● **Requirement**: Write out all the entries word for word and omit any pictures.

---

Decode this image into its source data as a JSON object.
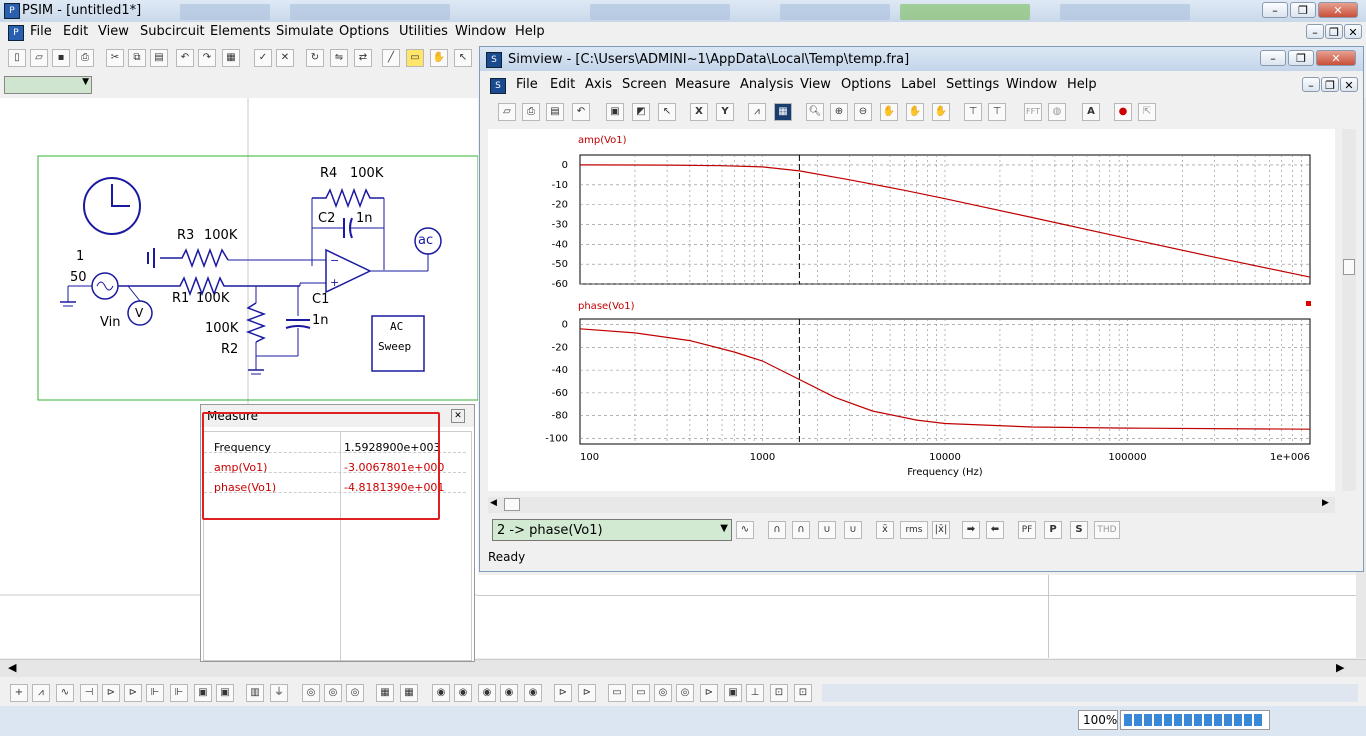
{
  "psim": {
    "title": "PSIM - [untitled1*]",
    "menu": [
      "File",
      "Edit",
      "View",
      "Subcircuit",
      "Elements",
      "Simulate",
      "Options",
      "Utilities",
      "Window",
      "Help"
    ]
  },
  "simview": {
    "title": "Simview - [C:\\Users\\ADMINI~1\\AppData\\Local\\Temp\\temp.fra]",
    "menu": [
      "File",
      "Edit",
      "Axis",
      "Screen",
      "Measure",
      "Analysis",
      "View",
      "Options",
      "Label",
      "Settings",
      "Window",
      "Help"
    ],
    "status": "Ready",
    "select_value": "2 -> phase(Vo1)",
    "tool_labels": {
      "x": "X",
      "y": "Y",
      "rms": "rms",
      "pf": "PF",
      "p": "P",
      "s": "S",
      "thd": "THD",
      "a": "A",
      "fft": "FFT"
    }
  },
  "circuit": {
    "labels": {
      "r4": "R4",
      "r4v": "100K",
      "c2": "C2",
      "c2v": "1n",
      "r3": "R3",
      "r3v": "100K",
      "r1": "R1",
      "r1v": "100K",
      "c1": "C1",
      "c1v": "1n",
      "r2v": "100K",
      "r2": "R2",
      "one": "1",
      "fifty": "50",
      "vin": "Vin",
      "v": "V",
      "ac": "ac",
      "acsweep1": "AC",
      "acsweep2": "Sweep"
    }
  },
  "measure": {
    "title": "Measure",
    "rows": [
      {
        "name": "Frequency",
        "value": "1.5928900e+003",
        "color": "#000000"
      },
      {
        "name": "amp(Vo1)",
        "value": "-3.0067801e+000",
        "color": "#cc0000"
      },
      {
        "name": "phase(Vo1)",
        "value": "-4.8181390e+001",
        "color": "#cc0000"
      }
    ]
  },
  "zoom": "100%",
  "chart_data": [
    {
      "type": "line",
      "title": "amp(Vo1)",
      "xscale": "log",
      "xlim": [
        100,
        1000000
      ],
      "ylim": [
        -60,
        5
      ],
      "yticks": [
        "0",
        "-10",
        "-20",
        "-30",
        "-40",
        "-50",
        "-60"
      ],
      "series": [
        {
          "name": "amp(Vo1)",
          "color": "#c00000",
          "x": [
            100,
            300,
            600,
            1000,
            1592.89,
            3000,
            6000,
            10000,
            30000,
            100000,
            300000,
            1000000
          ],
          "y": [
            0,
            -0.1,
            -0.4,
            -1,
            -3.0,
            -7.5,
            -12.8,
            -17,
            -26.5,
            -37,
            -46.5,
            -56.5
          ]
        }
      ]
    },
    {
      "type": "line",
      "title": "phase(Vo1)",
      "xscale": "log",
      "xlim": [
        100,
        1000000
      ],
      "ylim": [
        -105,
        5
      ],
      "yticks": [
        "0",
        "-20",
        "-40",
        "-60",
        "-80",
        "-100"
      ],
      "xticks": [
        "100",
        "1000",
        "10000",
        "100000",
        "1e+006"
      ],
      "xlabel": "Frequency (Hz)",
      "series": [
        {
          "name": "phase(Vo1)",
          "color": "#c00000",
          "x": [
            100,
            200,
            400,
            700,
            1000,
            1592.89,
            2500,
            4000,
            7000,
            10000,
            30000,
            100000,
            1000000
          ],
          "y": [
            -3.6,
            -7.2,
            -14,
            -24,
            -32,
            -48.2,
            -64,
            -76,
            -84,
            -87,
            -90,
            -91,
            -92
          ]
        }
      ]
    }
  ]
}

---

● **Task output**:
Decode this image into its source data as a JSON object.
{
  "psim": {
    "title": "PSIM - [untitled1*]",
    "menu": [
      "File",
      "Edit",
      "View",
      "Subcircuit",
      "Elements",
      "Simulate",
      "Options",
      "Utilities",
      "Window",
      "Help"
    ]
  },
  "simview": {
    "title": "Simview - [C:\\Users\\ADMINI~1\\AppData\\Local\\Temp\\temp.fra]",
    "menu": [
      "File",
      "Edit",
      "Axis",
      "Screen",
      "Measure",
      "Analysis",
      "View",
      "Options",
      "Label",
      "Settings",
      "Window",
      "Help"
    ],
    "status": "Ready",
    "select_value": "2 -> phase(Vo1)",
    "tool_labels": {
      "x": "X",
      "y": "Y",
      "rms": "rms",
      "pf": "PF",
      "p": "P",
      "s": "S",
      "thd": "THD",
      "a": "A",
      "fft": "FFT"
    }
  },
  "circuit": {
    "labels": {
      "r4": "R4",
      "r4v": "100K",
      "c2": "C2",
      "c2v": "1n",
      "r3": "R3",
      "r3v": "100K",
      "r1": "R1",
      "r1v": "100K",
      "c1": "C1",
      "c1v": "1n",
      "r2v": "100K",
      "r2": "R2",
      "one": "1",
      "fifty": "50",
      "vin": "Vin",
      "v": "V",
      "ac": "ac",
      "acsweep1": "AC",
      "acsweep2": "Sweep"
    }
  },
  "measure": {
    "title": "Measure",
    "rows": [
      {
        "name": "Frequency",
        "value": "1.5928900e+003",
        "color": "#000000"
      },
      {
        "name": "amp(Vo1)",
        "value": "-3.0067801e+000",
        "color": "#cc0000"
      },
      {
        "name": "phase(Vo1)",
        "value": "-4.8181390e+001",
        "color": "#cc0000"
      }
    ]
  },
  "zoom": "100%",
  "chart_data": [
    {
      "type": "line",
      "title": "amp(Vo1)",
      "xscale": "log",
      "xlim": [
        100,
        1000000
      ],
      "ylim": [
        -60,
        5
      ],
      "yticks": [
        "0",
        "-10",
        "-20",
        "-30",
        "-40",
        "-50",
        "-60"
      ],
      "series": [
        {
          "name": "amp(Vo1)",
          "color": "#c00000",
          "x": [
            100,
            300,
            600,
            1000,
            1592.89,
            3000,
            6000,
            10000,
            30000,
            100000,
            300000,
            1000000
          ],
          "y": [
            0,
            -0.1,
            -0.4,
            -1,
            -3.0,
            -7.5,
            -12.8,
            -17,
            -26.5,
            -37,
            -46.5,
            -56.5
          ]
        }
      ]
    },
    {
      "type": "line",
      "title": "phase(Vo1)",
      "xscale": "log",
      "xlim": [
        100,
        1000000
      ],
      "ylim": [
        -105,
        5
      ],
      "yticks": [
        "0",
        "-20",
        "-40",
        "-60",
        "-80",
        "-100"
      ],
      "xticks": [
        "100",
        "1000",
        "10000",
        "100000",
        "1e+006"
      ],
      "xlabel": "Frequency (Hz)",
      "series": [
        {
          "name": "phase(Vo1)",
          "color": "#c00000",
          "x": [
            100,
            200,
            400,
            700,
            1000,
            1592.89,
            2500,
            4000,
            7000,
            10000,
            30000,
            100000,
            1000000
          ],
          "y": [
            -3.6,
            -7.2,
            -14,
            -24,
            -32,
            -48.2,
            -64,
            -76,
            -84,
            -87,
            -90,
            -91,
            -92
          ]
        }
      ]
    }
  ]
}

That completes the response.